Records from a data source

= = = = =

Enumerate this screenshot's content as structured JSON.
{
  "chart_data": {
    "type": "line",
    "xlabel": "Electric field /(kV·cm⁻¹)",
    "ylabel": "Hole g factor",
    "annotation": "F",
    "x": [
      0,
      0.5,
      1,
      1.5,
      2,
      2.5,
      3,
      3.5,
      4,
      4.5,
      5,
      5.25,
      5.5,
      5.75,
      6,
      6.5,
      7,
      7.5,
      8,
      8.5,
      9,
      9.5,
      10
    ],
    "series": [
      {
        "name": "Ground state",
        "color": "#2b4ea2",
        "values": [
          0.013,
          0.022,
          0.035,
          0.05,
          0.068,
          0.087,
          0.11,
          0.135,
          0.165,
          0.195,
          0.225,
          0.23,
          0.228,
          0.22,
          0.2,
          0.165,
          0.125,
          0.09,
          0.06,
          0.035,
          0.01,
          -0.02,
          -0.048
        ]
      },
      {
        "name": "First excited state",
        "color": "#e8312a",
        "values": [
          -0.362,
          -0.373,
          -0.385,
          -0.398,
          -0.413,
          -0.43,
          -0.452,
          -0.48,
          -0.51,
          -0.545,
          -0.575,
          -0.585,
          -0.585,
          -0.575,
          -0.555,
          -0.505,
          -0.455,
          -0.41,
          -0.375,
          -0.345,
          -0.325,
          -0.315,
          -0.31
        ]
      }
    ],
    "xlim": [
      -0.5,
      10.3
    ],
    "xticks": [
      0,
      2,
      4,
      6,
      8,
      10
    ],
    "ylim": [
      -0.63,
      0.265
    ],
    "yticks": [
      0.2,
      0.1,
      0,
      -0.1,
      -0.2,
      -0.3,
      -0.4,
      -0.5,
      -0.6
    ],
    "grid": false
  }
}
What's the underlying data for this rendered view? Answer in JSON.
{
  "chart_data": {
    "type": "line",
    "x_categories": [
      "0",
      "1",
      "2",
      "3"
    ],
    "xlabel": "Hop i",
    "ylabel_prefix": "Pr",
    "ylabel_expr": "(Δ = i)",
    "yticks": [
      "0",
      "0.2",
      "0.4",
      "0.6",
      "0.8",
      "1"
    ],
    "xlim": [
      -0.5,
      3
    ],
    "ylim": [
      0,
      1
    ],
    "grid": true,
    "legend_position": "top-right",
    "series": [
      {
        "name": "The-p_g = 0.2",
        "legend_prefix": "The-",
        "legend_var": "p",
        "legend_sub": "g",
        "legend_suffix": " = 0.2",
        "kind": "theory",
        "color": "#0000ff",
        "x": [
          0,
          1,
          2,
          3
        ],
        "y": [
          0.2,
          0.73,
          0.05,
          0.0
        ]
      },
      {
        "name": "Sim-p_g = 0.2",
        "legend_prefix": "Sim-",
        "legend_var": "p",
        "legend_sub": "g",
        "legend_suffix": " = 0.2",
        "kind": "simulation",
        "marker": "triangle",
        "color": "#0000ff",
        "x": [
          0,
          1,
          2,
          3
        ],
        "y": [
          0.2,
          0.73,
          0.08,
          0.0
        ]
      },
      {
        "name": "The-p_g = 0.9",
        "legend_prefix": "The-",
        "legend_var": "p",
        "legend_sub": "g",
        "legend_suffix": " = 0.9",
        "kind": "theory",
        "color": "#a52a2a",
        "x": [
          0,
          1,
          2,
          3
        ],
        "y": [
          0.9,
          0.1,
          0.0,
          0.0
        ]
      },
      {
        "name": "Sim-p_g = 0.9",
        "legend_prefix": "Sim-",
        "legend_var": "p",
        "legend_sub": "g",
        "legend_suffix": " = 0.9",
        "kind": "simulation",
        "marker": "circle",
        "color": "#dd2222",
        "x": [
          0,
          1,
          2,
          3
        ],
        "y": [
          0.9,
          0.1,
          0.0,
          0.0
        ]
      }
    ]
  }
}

= = = = =

- **EXERCISE REQUIREMENTS**:
Output every record above exactly as it appears.

- **RESPONSE TO THIS EXERCISE**:
Enumerate this screenshot's content as structured JSON.
{
  "chart_data": {
    "type": "line",
    "xlabel": "Electric field /(kV·cm⁻¹)",
    "ylabel": "Hole g factor",
    "annotation": "F",
    "x": [
      0,
      0.5,
      1,
      1.5,
      2,
      2.5,
      3,
      3.5,
      4,
      4.5,
      5,
      5.25,
      5.5,
      5.75,
      6,
      6.5,
      7,
      7.5,
      8,
      8.5,
      9,
      9.5,
      10
    ],
    "series": [
      {
        "name": "Ground state",
        "color": "#2b4ea2",
        "values": [
          0.013,
          0.022,
          0.035,
          0.05,
          0.068,
          0.087,
          0.11,
          0.135,
          0.165,
          0.195,
          0.225,
          0.23,
          0.228,
          0.22,
          0.2,
          0.165,
          0.125,
          0.09,
          0.06,
          0.035,
          0.01,
          -0.02,
          -0.048
        ]
      },
      {
        "name": "First excited state",
        "color": "#e8312a",
        "values": [
          -0.362,
          -0.373,
          -0.385,
          -0.398,
          -0.413,
          -0.43,
          -0.452,
          -0.48,
          -0.51,
          -0.545,
          -0.575,
          -0.585,
          -0.585,
          -0.575,
          -0.555,
          -0.505,
          -0.455,
          -0.41,
          -0.375,
          -0.345,
          -0.325,
          -0.315,
          -0.31
        ]
      }
    ],
    "xlim": [
      -0.5,
      10.3
    ],
    "xticks": [
      0,
      2,
      4,
      6,
      8,
      10
    ],
    "ylim": [
      -0.63,
      0.265
    ],
    "yticks": [
      0.2,
      0.1,
      0,
      -0.1,
      -0.2,
      -0.3,
      -0.4,
      -0.5,
      -0.6
    ],
    "grid": false
  }
}
What's the underlying data for this rendered view? Answer in JSON.
{
  "chart_data": {
    "type": "line",
    "x_categories": [
      "0",
      "1",
      "2",
      "3"
    ],
    "xlabel": "Hop i",
    "ylabel_prefix": "Pr",
    "ylabel_expr": "(Δ = i)",
    "yticks": [
      "0",
      "0.2",
      "0.4",
      "0.6",
      "0.8",
      "1"
    ],
    "xlim": [
      -0.5,
      3
    ],
    "ylim": [
      0,
      1
    ],
    "grid": true,
    "legend_position": "top-right",
    "series": [
      {
        "name": "The-p_g = 0.2",
        "legend_prefix": "The-",
        "legend_var": "p",
        "legend_sub": "g",
        "legend_suffix": " = 0.2",
        "kind": "theory",
        "color": "#0000ff",
        "x": [
          0,
          1,
          2,
          3
        ],
        "y": [
          0.2,
          0.73,
          0.05,
          0.0
        ]
      },
      {
        "name": "Sim-p_g = 0.2",
        "legend_prefix": "Sim-",
        "legend_var": "p",
        "legend_sub": "g",
        "legend_suffix": " = 0.2",
        "kind": "simulation",
        "marker": "triangle",
        "color": "#0000ff",
        "x": [
          0,
          1,
          2,
          3
        ],
        "y": [
          0.2,
          0.73,
          0.08,
          0.0
        ]
      },
      {
        "name": "The-p_g = 0.9",
        "legend_prefix": "The-",
        "legend_var": "p",
        "legend_sub": "g",
        "legend_suffix": " = 0.9",
        "kind": "theory",
        "color": "#a52a2a",
        "x": [
          0,
          1,
          2,
          3
        ],
        "y": [
          0.9,
          0.1,
          0.0,
          0.0
        ]
      },
      {
        "name": "Sim-p_g = 0.9",
        "legend_prefix": "Sim-",
        "legend_var": "p",
        "legend_sub": "g",
        "legend_suffix": " = 0.9",
        "kind": "simulation",
        "marker": "circle",
        "color": "#dd2222",
        "x": [
          0,
          1,
          2,
          3
        ],
        "y": [
          0.9,
          0.1,
          0.0,
          0.0
        ]
      }
    ]
  }
}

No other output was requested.